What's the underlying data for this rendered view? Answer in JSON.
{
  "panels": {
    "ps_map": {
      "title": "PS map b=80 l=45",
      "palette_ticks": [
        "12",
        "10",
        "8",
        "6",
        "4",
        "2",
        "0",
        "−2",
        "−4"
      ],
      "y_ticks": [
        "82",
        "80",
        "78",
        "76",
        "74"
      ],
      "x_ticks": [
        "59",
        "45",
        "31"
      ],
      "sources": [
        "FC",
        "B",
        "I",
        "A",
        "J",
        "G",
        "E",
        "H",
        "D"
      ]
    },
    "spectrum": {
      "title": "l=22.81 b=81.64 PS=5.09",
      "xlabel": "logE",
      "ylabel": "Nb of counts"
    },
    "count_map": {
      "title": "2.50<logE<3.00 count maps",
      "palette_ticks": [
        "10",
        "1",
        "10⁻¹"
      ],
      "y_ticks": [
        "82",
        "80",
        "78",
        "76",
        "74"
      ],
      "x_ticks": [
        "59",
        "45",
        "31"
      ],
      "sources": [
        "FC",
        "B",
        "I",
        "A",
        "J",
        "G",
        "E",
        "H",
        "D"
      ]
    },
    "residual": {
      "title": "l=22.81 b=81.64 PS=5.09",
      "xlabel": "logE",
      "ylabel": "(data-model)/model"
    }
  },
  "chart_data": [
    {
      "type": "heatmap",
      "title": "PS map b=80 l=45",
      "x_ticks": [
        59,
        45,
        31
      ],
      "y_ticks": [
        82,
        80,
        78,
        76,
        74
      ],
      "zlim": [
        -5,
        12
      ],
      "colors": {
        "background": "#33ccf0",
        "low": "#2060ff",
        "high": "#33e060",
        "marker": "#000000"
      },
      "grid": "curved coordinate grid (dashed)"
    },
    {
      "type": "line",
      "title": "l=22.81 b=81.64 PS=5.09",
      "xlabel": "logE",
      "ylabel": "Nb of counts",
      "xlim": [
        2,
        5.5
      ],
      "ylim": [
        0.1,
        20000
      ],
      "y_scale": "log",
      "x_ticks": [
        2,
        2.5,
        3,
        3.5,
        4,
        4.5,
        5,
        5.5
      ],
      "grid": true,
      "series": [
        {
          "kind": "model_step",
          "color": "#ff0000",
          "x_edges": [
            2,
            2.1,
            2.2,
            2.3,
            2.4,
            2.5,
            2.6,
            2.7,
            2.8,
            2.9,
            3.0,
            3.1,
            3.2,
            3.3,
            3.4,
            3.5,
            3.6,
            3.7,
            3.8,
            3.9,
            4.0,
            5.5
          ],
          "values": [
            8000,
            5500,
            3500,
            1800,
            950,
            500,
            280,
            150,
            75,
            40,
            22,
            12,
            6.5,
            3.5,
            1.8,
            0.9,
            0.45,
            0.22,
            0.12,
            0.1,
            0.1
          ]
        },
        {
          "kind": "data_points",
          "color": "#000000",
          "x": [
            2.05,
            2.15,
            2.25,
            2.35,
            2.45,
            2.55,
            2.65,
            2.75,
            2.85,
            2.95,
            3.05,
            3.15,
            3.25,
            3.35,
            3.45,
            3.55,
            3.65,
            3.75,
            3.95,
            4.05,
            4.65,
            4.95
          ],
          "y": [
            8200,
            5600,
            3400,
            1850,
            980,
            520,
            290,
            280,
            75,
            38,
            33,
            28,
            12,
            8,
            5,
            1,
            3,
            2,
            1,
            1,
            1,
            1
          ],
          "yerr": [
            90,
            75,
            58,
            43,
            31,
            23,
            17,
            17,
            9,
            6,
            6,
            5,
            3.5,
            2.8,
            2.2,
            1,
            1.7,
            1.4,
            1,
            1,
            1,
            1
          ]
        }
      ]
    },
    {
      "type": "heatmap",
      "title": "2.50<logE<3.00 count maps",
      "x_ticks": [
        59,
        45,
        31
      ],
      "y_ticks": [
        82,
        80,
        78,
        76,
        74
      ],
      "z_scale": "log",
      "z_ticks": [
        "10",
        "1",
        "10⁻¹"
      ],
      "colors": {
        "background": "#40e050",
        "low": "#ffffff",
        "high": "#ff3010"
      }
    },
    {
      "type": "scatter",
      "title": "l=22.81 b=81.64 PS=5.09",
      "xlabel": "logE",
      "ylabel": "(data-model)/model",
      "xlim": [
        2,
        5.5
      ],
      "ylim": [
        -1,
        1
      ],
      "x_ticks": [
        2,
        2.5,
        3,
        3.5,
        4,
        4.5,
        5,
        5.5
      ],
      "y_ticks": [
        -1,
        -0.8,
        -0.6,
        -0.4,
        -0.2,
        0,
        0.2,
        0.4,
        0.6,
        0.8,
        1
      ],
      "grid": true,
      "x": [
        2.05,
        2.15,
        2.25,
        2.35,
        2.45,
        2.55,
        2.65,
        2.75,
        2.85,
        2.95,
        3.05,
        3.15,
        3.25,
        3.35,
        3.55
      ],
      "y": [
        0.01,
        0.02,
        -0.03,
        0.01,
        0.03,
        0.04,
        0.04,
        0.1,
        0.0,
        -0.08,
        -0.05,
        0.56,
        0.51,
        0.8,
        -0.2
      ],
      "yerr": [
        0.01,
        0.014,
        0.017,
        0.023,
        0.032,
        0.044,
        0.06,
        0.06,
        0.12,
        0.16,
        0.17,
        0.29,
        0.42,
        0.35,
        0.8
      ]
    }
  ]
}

------------------------------------------------------------

■ EXERCISE INSTRUCTIONS ■
Copy out every entry again, exactly as it was given.

■ RESPONSE BELOW ■
What's the underlying data for this rendered view? Answer in JSON.
{
  "panels": {
    "ps_map": {
      "title": "PS map b=80 l=45",
      "palette_ticks": [
        "12",
        "10",
        "8",
        "6",
        "4",
        "2",
        "0",
        "−2",
        "−4"
      ],
      "y_ticks": [
        "82",
        "80",
        "78",
        "76",
        "74"
      ],
      "x_ticks": [
        "59",
        "45",
        "31"
      ],
      "sources": [
        "FC",
        "B",
        "I",
        "A",
        "J",
        "G",
        "E",
        "H",
        "D"
      ]
    },
    "spectrum": {
      "title": "l=22.81 b=81.64 PS=5.09",
      "xlabel": "logE",
      "ylabel": "Nb of counts"
    },
    "count_map": {
      "title": "2.50<logE<3.00 count maps",
      "palette_ticks": [
        "10",
        "1",
        "10⁻¹"
      ],
      "y_ticks": [
        "82",
        "80",
        "78",
        "76",
        "74"
      ],
      "x_ticks": [
        "59",
        "45",
        "31"
      ],
      "sources": [
        "FC",
        "B",
        "I",
        "A",
        "J",
        "G",
        "E",
        "H",
        "D"
      ]
    },
    "residual": {
      "title": "l=22.81 b=81.64 PS=5.09",
      "xlabel": "logE",
      "ylabel": "(data-model)/model"
    }
  },
  "chart_data": [
    {
      "type": "heatmap",
      "title": "PS map b=80 l=45",
      "x_ticks": [
        59,
        45,
        31
      ],
      "y_ticks": [
        82,
        80,
        78,
        76,
        74
      ],
      "zlim": [
        -5,
        12
      ],
      "colors": {
        "background": "#33ccf0",
        "low": "#2060ff",
        "high": "#33e060",
        "marker": "#000000"
      },
      "grid": "curved coordinate grid (dashed)"
    },
    {
      "type": "line",
      "title": "l=22.81 b=81.64 PS=5.09",
      "xlabel": "logE",
      "ylabel": "Nb of counts",
      "xlim": [
        2,
        5.5
      ],
      "ylim": [
        0.1,
        20000
      ],
      "y_scale": "log",
      "x_ticks": [
        2,
        2.5,
        3,
        3.5,
        4,
        4.5,
        5,
        5.5
      ],
      "grid": true,
      "series": [
        {
          "kind": "model_step",
          "color": "#ff0000",
          "x_edges": [
            2,
            2.1,
            2.2,
            2.3,
            2.4,
            2.5,
            2.6,
            2.7,
            2.8,
            2.9,
            3.0,
            3.1,
            3.2,
            3.3,
            3.4,
            3.5,
            3.6,
            3.7,
            3.8,
            3.9,
            4.0,
            5.5
          ],
          "values": [
            8000,
            5500,
            3500,
            1800,
            950,
            500,
            280,
            150,
            75,
            40,
            22,
            12,
            6.5,
            3.5,
            1.8,
            0.9,
            0.45,
            0.22,
            0.12,
            0.1,
            0.1
          ]
        },
        {
          "kind": "data_points",
          "color": "#000000",
          "x": [
            2.05,
            2.15,
            2.25,
            2.35,
            2.45,
            2.55,
            2.65,
            2.75,
            2.85,
            2.95,
            3.05,
            3.15,
            3.25,
            3.35,
            3.45,
            3.55,
            3.65,
            3.75,
            3.95,
            4.05,
            4.65,
            4.95
          ],
          "y": [
            8200,
            5600,
            3400,
            1850,
            980,
            520,
            290,
            280,
            75,
            38,
            33,
            28,
            12,
            8,
            5,
            1,
            3,
            2,
            1,
            1,
            1,
            1
          ],
          "yerr": [
            90,
            75,
            58,
            43,
            31,
            23,
            17,
            17,
            9,
            6,
            6,
            5,
            3.5,
            2.8,
            2.2,
            1,
            1.7,
            1.4,
            1,
            1,
            1,
            1
          ]
        }
      ]
    },
    {
      "type": "heatmap",
      "title": "2.50<logE<3.00 count maps",
      "x_ticks": [
        59,
        45,
        31
      ],
      "y_ticks": [
        82,
        80,
        78,
        76,
        74
      ],
      "z_scale": "log",
      "z_ticks": [
        "10",
        "1",
        "10⁻¹"
      ],
      "colors": {
        "background": "#40e050",
        "low": "#ffffff",
        "high": "#ff3010"
      }
    },
    {
      "type": "scatter",
      "title": "l=22.81 b=81.64 PS=5.09",
      "xlabel": "logE",
      "ylabel": "(data-model)/model",
      "xlim": [
        2,
        5.5
      ],
      "ylim": [
        -1,
        1
      ],
      "x_ticks": [
        2,
        2.5,
        3,
        3.5,
        4,
        4.5,
        5,
        5.5
      ],
      "y_ticks": [
        -1,
        -0.8,
        -0.6,
        -0.4,
        -0.2,
        0,
        0.2,
        0.4,
        0.6,
        0.8,
        1
      ],
      "grid": true,
      "x": [
        2.05,
        2.15,
        2.25,
        2.35,
        2.45,
        2.55,
        2.65,
        2.75,
        2.85,
        2.95,
        3.05,
        3.15,
        3.25,
        3.35,
        3.55
      ],
      "y": [
        0.01,
        0.02,
        -0.03,
        0.01,
        0.03,
        0.04,
        0.04,
        0.1,
        0.0,
        -0.08,
        -0.05,
        0.56,
        0.51,
        0.8,
        -0.2
      ],
      "yerr": [
        0.01,
        0.014,
        0.017,
        0.023,
        0.032,
        0.044,
        0.06,
        0.06,
        0.12,
        0.16,
        0.17,
        0.29,
        0.42,
        0.35,
        0.8
      ]
    }
  ]
}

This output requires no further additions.